Print the records below exactly as they appear.

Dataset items

- - - -

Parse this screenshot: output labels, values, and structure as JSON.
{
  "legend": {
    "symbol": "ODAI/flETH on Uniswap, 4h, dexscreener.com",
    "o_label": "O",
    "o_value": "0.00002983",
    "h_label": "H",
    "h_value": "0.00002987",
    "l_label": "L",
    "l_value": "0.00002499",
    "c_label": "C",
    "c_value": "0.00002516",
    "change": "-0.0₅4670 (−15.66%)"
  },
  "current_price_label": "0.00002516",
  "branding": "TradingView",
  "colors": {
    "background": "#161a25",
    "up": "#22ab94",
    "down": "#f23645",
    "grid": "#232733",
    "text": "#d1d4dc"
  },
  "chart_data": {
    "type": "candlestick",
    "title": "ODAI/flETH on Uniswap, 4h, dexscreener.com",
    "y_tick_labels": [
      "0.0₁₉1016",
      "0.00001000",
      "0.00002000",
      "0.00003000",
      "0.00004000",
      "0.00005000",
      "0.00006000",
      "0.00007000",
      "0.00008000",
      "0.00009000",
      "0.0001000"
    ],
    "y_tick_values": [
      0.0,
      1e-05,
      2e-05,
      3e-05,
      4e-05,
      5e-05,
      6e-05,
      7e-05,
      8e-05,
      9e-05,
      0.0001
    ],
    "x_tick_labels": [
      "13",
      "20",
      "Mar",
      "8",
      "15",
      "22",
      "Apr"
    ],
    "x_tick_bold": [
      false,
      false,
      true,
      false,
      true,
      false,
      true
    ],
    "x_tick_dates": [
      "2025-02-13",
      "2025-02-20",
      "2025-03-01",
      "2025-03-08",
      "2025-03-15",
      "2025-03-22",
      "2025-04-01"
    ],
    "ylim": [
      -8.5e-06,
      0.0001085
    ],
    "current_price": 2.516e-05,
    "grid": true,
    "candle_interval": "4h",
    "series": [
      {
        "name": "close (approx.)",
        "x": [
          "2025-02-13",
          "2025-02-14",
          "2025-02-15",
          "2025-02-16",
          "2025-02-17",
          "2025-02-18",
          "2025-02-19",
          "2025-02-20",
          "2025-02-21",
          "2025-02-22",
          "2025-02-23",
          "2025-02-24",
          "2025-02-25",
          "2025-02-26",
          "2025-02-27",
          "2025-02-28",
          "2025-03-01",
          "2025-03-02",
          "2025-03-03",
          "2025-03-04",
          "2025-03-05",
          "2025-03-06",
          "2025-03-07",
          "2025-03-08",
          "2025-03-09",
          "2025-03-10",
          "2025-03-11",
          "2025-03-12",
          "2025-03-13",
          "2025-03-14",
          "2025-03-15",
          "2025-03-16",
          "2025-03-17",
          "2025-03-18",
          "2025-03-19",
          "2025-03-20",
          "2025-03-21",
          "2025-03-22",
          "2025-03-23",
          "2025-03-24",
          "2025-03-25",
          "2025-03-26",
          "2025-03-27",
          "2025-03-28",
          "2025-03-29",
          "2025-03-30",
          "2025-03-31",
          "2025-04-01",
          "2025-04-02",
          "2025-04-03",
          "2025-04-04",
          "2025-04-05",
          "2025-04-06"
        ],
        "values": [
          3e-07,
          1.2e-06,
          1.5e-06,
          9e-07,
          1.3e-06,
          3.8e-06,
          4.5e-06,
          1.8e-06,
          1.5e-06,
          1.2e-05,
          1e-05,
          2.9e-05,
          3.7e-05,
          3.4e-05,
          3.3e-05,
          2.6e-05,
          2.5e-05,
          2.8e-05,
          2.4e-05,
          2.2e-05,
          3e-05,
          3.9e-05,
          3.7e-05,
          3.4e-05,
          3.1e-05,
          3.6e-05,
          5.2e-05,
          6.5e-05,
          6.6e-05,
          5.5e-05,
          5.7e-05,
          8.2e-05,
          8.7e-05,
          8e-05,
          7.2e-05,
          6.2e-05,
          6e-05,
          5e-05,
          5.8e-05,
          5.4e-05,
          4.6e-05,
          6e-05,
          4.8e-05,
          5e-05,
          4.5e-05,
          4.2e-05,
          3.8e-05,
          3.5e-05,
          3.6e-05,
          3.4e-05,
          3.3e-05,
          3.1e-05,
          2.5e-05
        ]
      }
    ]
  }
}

- - - -

COMPLETED EXERCISE:
Parse this screenshot: output labels, values, and structure as JSON.
{
  "legend": {
    "symbol": "ODAI/flETH on Uniswap, 4h, dexscreener.com",
    "o_label": "O",
    "o_value": "0.00002983",
    "h_label": "H",
    "h_value": "0.00002987",
    "l_label": "L",
    "l_value": "0.00002499",
    "c_label": "C",
    "c_value": "0.00002516",
    "change": "-0.0₅4670 (−15.66%)"
  },
  "current_price_label": "0.00002516",
  "branding": "TradingView",
  "colors": {
    "background": "#161a25",
    "up": "#22ab94",
    "down": "#f23645",
    "grid": "#232733",
    "text": "#d1d4dc"
  },
  "chart_data": {
    "type": "candlestick",
    "title": "ODAI/flETH on Uniswap, 4h, dexscreener.com",
    "y_tick_labels": [
      "0.0₁₉1016",
      "0.00001000",
      "0.00002000",
      "0.00003000",
      "0.00004000",
      "0.00005000",
      "0.00006000",
      "0.00007000",
      "0.00008000",
      "0.00009000",
      "0.0001000"
    ],
    "y_tick_values": [
      0.0,
      1e-05,
      2e-05,
      3e-05,
      4e-05,
      5e-05,
      6e-05,
      7e-05,
      8e-05,
      9e-05,
      0.0001
    ],
    "x_tick_labels": [
      "13",
      "20",
      "Mar",
      "8",
      "15",
      "22",
      "Apr"
    ],
    "x_tick_bold": [
      false,
      false,
      true,
      false,
      true,
      false,
      true
    ],
    "x_tick_dates": [
      "2025-02-13",
      "2025-02-20",
      "2025-03-01",
      "2025-03-08",
      "2025-03-15",
      "2025-03-22",
      "2025-04-01"
    ],
    "ylim": [
      -8.5e-06,
      0.0001085
    ],
    "current_price": 2.516e-05,
    "grid": true,
    "candle_interval": "4h",
    "series": [
      {
        "name": "close (approx.)",
        "x": [
          "2025-02-13",
          "2025-02-14",
          "2025-02-15",
          "2025-02-16",
          "2025-02-17",
          "2025-02-18",
          "2025-02-19",
          "2025-02-20",
          "2025-02-21",
          "2025-02-22",
          "2025-02-23",
          "2025-02-24",
          "2025-02-25",
          "2025-02-26",
          "2025-02-27",
          "2025-02-28",
          "2025-03-01",
          "2025-03-02",
          "2025-03-03",
          "2025-03-04",
          "2025-03-05",
          "2025-03-06",
          "2025-03-07",
          "2025-03-08",
          "2025-03-09",
          "2025-03-10",
          "2025-03-11",
          "2025-03-12",
          "2025-03-13",
          "2025-03-14",
          "2025-03-15",
          "2025-03-16",
          "2025-03-17",
          "2025-03-18",
          "2025-03-19",
          "2025-03-20",
          "2025-03-21",
          "2025-03-22",
          "2025-03-23",
          "2025-03-24",
          "2025-03-25",
          "2025-03-26",
          "2025-03-27",
          "2025-03-28",
          "2025-03-29",
          "2025-03-30",
          "2025-03-31",
          "2025-04-01",
          "2025-04-02",
          "2025-04-03",
          "2025-04-04",
          "2025-04-05",
          "2025-04-06"
        ],
        "values": [
          3e-07,
          1.2e-06,
          1.5e-06,
          9e-07,
          1.3e-06,
          3.8e-06,
          4.5e-06,
          1.8e-06,
          1.5e-06,
          1.2e-05,
          1e-05,
          2.9e-05,
          3.7e-05,
          3.4e-05,
          3.3e-05,
          2.6e-05,
          2.5e-05,
          2.8e-05,
          2.4e-05,
          2.2e-05,
          3e-05,
          3.9e-05,
          3.7e-05,
          3.4e-05,
          3.1e-05,
          3.6e-05,
          5.2e-05,
          6.5e-05,
          6.6e-05,
          5.5e-05,
          5.7e-05,
          8.2e-05,
          8.7e-05,
          8e-05,
          7.2e-05,
          6.2e-05,
          6e-05,
          5e-05,
          5.8e-05,
          5.4e-05,
          4.6e-05,
          6e-05,
          4.8e-05,
          5e-05,
          4.5e-05,
          4.2e-05,
          3.8e-05,
          3.5e-05,
          3.6e-05,
          3.4e-05,
          3.3e-05,
          3.1e-05,
          2.5e-05
        ]
      }
    ]
  }
}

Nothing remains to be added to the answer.